▸ **Task input**
++++++

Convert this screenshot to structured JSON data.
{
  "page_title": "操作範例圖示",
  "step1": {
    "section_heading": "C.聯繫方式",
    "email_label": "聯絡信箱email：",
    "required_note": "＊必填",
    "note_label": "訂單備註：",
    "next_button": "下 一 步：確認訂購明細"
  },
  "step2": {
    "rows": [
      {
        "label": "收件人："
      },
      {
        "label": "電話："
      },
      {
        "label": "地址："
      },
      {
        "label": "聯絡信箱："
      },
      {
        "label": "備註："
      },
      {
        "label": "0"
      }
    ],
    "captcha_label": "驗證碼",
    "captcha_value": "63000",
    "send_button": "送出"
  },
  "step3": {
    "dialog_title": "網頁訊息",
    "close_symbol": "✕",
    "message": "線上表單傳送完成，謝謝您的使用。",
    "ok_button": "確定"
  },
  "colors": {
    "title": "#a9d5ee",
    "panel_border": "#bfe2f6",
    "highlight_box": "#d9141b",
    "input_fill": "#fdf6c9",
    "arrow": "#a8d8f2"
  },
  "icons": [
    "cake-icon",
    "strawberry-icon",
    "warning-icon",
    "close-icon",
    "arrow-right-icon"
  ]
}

++++++

▸ **Written task**
Your task is to repeat the data exactly, with nothing left out.

▸ **Finished exercise**
Convert this screenshot to structured JSON data.
{
  "page_title": "操作範例圖示",
  "step1": {
    "section_heading": "C.聯繫方式",
    "email_label": "聯絡信箱email：",
    "required_note": "＊必填",
    "note_label": "訂單備註：",
    "next_button": "下 一 步：確認訂購明細"
  },
  "step2": {
    "rows": [
      {
        "label": "收件人："
      },
      {
        "label": "電話："
      },
      {
        "label": "地址："
      },
      {
        "label": "聯絡信箱："
      },
      {
        "label": "備註："
      },
      {
        "label": "0"
      }
    ],
    "captcha_label": "驗證碼",
    "captcha_value": "63000",
    "send_button": "送出"
  },
  "step3": {
    "dialog_title": "網頁訊息",
    "close_symbol": "✕",
    "message": "線上表單傳送完成，謝謝您的使用。",
    "ok_button": "確定"
  },
  "colors": {
    "title": "#a9d5ee",
    "panel_border": "#bfe2f6",
    "highlight_box": "#d9141b",
    "input_fill": "#fdf6c9",
    "arrow": "#a8d8f2"
  },
  "icons": [
    "cake-icon",
    "strawberry-icon",
    "warning-icon",
    "close-icon",
    "arrow-right-icon"
  ]
}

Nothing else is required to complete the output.